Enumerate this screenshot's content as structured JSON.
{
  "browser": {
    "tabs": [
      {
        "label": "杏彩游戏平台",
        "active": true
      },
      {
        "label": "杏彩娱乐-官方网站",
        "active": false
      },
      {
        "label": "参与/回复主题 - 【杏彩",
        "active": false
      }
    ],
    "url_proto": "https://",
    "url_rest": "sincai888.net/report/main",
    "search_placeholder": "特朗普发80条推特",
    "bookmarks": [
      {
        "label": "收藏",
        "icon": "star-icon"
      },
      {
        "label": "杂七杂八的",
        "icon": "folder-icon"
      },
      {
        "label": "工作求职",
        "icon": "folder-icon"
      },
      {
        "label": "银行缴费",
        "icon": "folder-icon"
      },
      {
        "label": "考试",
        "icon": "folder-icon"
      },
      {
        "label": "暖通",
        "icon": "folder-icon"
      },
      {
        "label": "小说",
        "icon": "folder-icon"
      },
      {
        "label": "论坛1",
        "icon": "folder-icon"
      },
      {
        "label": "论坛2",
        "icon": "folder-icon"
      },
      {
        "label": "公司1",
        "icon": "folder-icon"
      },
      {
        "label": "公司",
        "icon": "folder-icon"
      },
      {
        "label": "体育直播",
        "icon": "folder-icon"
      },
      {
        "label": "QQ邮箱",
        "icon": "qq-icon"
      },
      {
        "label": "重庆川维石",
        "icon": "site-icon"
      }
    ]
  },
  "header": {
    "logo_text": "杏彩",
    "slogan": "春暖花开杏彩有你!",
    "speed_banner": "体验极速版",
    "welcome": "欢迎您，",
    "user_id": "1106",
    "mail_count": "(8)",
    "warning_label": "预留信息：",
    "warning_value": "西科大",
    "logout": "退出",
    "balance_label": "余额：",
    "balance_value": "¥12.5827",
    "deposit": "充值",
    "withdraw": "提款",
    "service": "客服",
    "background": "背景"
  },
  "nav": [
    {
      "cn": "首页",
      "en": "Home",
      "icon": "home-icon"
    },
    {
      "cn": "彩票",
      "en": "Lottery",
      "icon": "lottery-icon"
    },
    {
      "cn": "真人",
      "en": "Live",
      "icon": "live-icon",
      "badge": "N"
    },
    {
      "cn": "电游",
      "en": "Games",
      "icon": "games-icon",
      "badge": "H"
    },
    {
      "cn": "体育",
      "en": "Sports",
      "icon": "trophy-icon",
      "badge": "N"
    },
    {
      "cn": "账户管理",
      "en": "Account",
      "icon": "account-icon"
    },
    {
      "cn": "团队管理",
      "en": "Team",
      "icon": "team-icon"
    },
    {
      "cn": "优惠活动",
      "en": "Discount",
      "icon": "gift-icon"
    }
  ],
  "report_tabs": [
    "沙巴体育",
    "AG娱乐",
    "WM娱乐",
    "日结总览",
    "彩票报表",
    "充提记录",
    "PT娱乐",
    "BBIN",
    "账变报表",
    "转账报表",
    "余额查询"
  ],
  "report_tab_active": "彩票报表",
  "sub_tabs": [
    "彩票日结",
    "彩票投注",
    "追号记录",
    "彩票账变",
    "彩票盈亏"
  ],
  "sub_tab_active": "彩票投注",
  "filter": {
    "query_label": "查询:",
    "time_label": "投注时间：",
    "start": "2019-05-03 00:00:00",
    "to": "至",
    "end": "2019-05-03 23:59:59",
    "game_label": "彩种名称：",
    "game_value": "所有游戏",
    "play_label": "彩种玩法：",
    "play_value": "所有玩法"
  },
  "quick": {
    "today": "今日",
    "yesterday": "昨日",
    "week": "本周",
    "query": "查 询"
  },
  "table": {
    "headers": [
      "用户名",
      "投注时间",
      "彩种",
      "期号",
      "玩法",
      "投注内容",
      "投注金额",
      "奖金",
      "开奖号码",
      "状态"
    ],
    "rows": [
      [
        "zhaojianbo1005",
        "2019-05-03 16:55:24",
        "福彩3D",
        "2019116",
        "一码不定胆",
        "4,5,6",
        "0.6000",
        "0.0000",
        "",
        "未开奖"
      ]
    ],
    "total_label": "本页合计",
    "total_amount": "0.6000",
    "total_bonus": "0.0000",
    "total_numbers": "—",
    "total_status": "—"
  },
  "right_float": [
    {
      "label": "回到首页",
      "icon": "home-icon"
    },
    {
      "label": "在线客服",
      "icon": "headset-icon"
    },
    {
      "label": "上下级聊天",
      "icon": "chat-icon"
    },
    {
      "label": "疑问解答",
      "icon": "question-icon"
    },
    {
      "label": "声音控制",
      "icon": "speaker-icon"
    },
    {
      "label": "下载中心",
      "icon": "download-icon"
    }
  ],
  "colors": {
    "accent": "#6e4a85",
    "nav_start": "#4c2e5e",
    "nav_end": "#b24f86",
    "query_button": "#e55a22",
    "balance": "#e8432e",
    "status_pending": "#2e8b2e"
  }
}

──────

• **Directions for this task**
Copy the material above verbatim.

• **Result**
Enumerate this screenshot's content as structured JSON.
{
  "browser": {
    "tabs": [
      {
        "label": "杏彩游戏平台",
        "active": true
      },
      {
        "label": "杏彩娱乐-官方网站",
        "active": false
      },
      {
        "label": "参与/回复主题 - 【杏彩",
        "active": false
      }
    ],
    "url_proto": "https://",
    "url_rest": "sincai888.net/report/main",
    "search_placeholder": "特朗普发80条推特",
    "bookmarks": [
      {
        "label": "收藏",
        "icon": "star-icon"
      },
      {
        "label": "杂七杂八的",
        "icon": "folder-icon"
      },
      {
        "label": "工作求职",
        "icon": "folder-icon"
      },
      {
        "label": "银行缴费",
        "icon": "folder-icon"
      },
      {
        "label": "考试",
        "icon": "folder-icon"
      },
      {
        "label": "暖通",
        "icon": "folder-icon"
      },
      {
        "label": "小说",
        "icon": "folder-icon"
      },
      {
        "label": "论坛1",
        "icon": "folder-icon"
      },
      {
        "label": "论坛2",
        "icon": "folder-icon"
      },
      {
        "label": "公司1",
        "icon": "folder-icon"
      },
      {
        "label": "公司",
        "icon": "folder-icon"
      },
      {
        "label": "体育直播",
        "icon": "folder-icon"
      },
      {
        "label": "QQ邮箱",
        "icon": "qq-icon"
      },
      {
        "label": "重庆川维石",
        "icon": "site-icon"
      }
    ]
  },
  "header": {
    "logo_text": "杏彩",
    "slogan": "春暖花开杏彩有你!",
    "speed_banner": "体验极速版",
    "welcome": "欢迎您，",
    "user_id": "1106",
    "mail_count": "(8)",
    "warning_label": "预留信息：",
    "warning_value": "西科大",
    "logout": "退出",
    "balance_label": "余额：",
    "balance_value": "¥12.5827",
    "deposit": "充值",
    "withdraw": "提款",
    "service": "客服",
    "background": "背景"
  },
  "nav": [
    {
      "cn": "首页",
      "en": "Home",
      "icon": "home-icon"
    },
    {
      "cn": "彩票",
      "en": "Lottery",
      "icon": "lottery-icon"
    },
    {
      "cn": "真人",
      "en": "Live",
      "icon": "live-icon",
      "badge": "N"
    },
    {
      "cn": "电游",
      "en": "Games",
      "icon": "games-icon",
      "badge": "H"
    },
    {
      "cn": "体育",
      "en": "Sports",
      "icon": "trophy-icon",
      "badge": "N"
    },
    {
      "cn": "账户管理",
      "en": "Account",
      "icon": "account-icon"
    },
    {
      "cn": "团队管理",
      "en": "Team",
      "icon": "team-icon"
    },
    {
      "cn": "优惠活动",
      "en": "Discount",
      "icon": "gift-icon"
    }
  ],
  "report_tabs": [
    "沙巴体育",
    "AG娱乐",
    "WM娱乐",
    "日结总览",
    "彩票报表",
    "充提记录",
    "PT娱乐",
    "BBIN",
    "账变报表",
    "转账报表",
    "余额查询"
  ],
  "report_tab_active": "彩票报表",
  "sub_tabs": [
    "彩票日结",
    "彩票投注",
    "追号记录",
    "彩票账变",
    "彩票盈亏"
  ],
  "sub_tab_active": "彩票投注",
  "filter": {
    "query_label": "查询:",
    "time_label": "投注时间：",
    "start": "2019-05-03 00:00:00",
    "to": "至",
    "end": "2019-05-03 23:59:59",
    "game_label": "彩种名称：",
    "game_value": "所有游戏",
    "play_label": "彩种玩法：",
    "play_value": "所有玩法"
  },
  "quick": {
    "today": "今日",
    "yesterday": "昨日",
    "week": "本周",
    "query": "查 询"
  },
  "table": {
    "headers": [
      "用户名",
      "投注时间",
      "彩种",
      "期号",
      "玩法",
      "投注内容",
      "投注金额",
      "奖金",
      "开奖号码",
      "状态"
    ],
    "rows": [
      [
        "zhaojianbo1005",
        "2019-05-03 16:55:24",
        "福彩3D",
        "2019116",
        "一码不定胆",
        "4,5,6",
        "0.6000",
        "0.0000",
        "",
        "未开奖"
      ]
    ],
    "total_label": "本页合计",
    "total_amount": "0.6000",
    "total_bonus": "0.0000",
    "total_numbers": "—",
    "total_status": "—"
  },
  "right_float": [
    {
      "label": "回到首页",
      "icon": "home-icon"
    },
    {
      "label": "在线客服",
      "icon": "headset-icon"
    },
    {
      "label": "上下级聊天",
      "icon": "chat-icon"
    },
    {
      "label": "疑问解答",
      "icon": "question-icon"
    },
    {
      "label": "声音控制",
      "icon": "speaker-icon"
    },
    {
      "label": "下载中心",
      "icon": "download-icon"
    }
  ],
  "colors": {
    "accent": "#6e4a85",
    "nav_start": "#4c2e5e",
    "nav_end": "#b24f86",
    "query_button": "#e55a22",
    "balance": "#e8432e",
    "status_pending": "#2e8b2e"
  }
}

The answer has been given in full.